[Dataset excerpts]
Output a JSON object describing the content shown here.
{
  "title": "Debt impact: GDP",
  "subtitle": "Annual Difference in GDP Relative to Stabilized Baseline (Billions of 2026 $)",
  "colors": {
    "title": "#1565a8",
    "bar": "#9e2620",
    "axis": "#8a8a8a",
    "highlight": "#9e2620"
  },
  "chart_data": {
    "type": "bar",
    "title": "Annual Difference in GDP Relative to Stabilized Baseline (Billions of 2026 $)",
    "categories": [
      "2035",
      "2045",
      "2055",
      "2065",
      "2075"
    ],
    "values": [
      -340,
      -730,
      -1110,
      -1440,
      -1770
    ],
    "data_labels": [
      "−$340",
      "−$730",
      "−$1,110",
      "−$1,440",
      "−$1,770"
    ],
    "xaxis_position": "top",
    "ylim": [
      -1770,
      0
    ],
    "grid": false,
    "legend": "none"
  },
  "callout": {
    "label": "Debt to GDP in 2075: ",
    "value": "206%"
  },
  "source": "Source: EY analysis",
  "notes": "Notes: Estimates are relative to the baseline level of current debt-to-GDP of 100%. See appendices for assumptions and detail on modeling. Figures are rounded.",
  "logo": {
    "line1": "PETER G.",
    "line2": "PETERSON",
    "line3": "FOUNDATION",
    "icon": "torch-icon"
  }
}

[What you have to do] Give the complete listing a second time, exactly as it reads.

[Full response]
Output a JSON object describing the content shown here.
{
  "title": "Debt impact: GDP",
  "subtitle": "Annual Difference in GDP Relative to Stabilized Baseline (Billions of 2026 $)",
  "colors": {
    "title": "#1565a8",
    "bar": "#9e2620",
    "axis": "#8a8a8a",
    "highlight": "#9e2620"
  },
  "chart_data": {
    "type": "bar",
    "title": "Annual Difference in GDP Relative to Stabilized Baseline (Billions of 2026 $)",
    "categories": [
      "2035",
      "2045",
      "2055",
      "2065",
      "2075"
    ],
    "values": [
      -340,
      -730,
      -1110,
      -1440,
      -1770
    ],
    "data_labels": [
      "−$340",
      "−$730",
      "−$1,110",
      "−$1,440",
      "−$1,770"
    ],
    "xaxis_position": "top",
    "ylim": [
      -1770,
      0
    ],
    "grid": false,
    "legend": "none"
  },
  "callout": {
    "label": "Debt to GDP in 2075: ",
    "value": "206%"
  },
  "source": "Source: EY analysis",
  "notes": "Notes: Estimates are relative to the baseline level of current debt-to-GDP of 100%. See appendices for assumptions and detail on modeling. Figures are rounded.",
  "logo": {
    "line1": "PETER G.",
    "line2": "PETERSON",
    "line3": "FOUNDATION",
    "icon": "torch-icon"
  }
}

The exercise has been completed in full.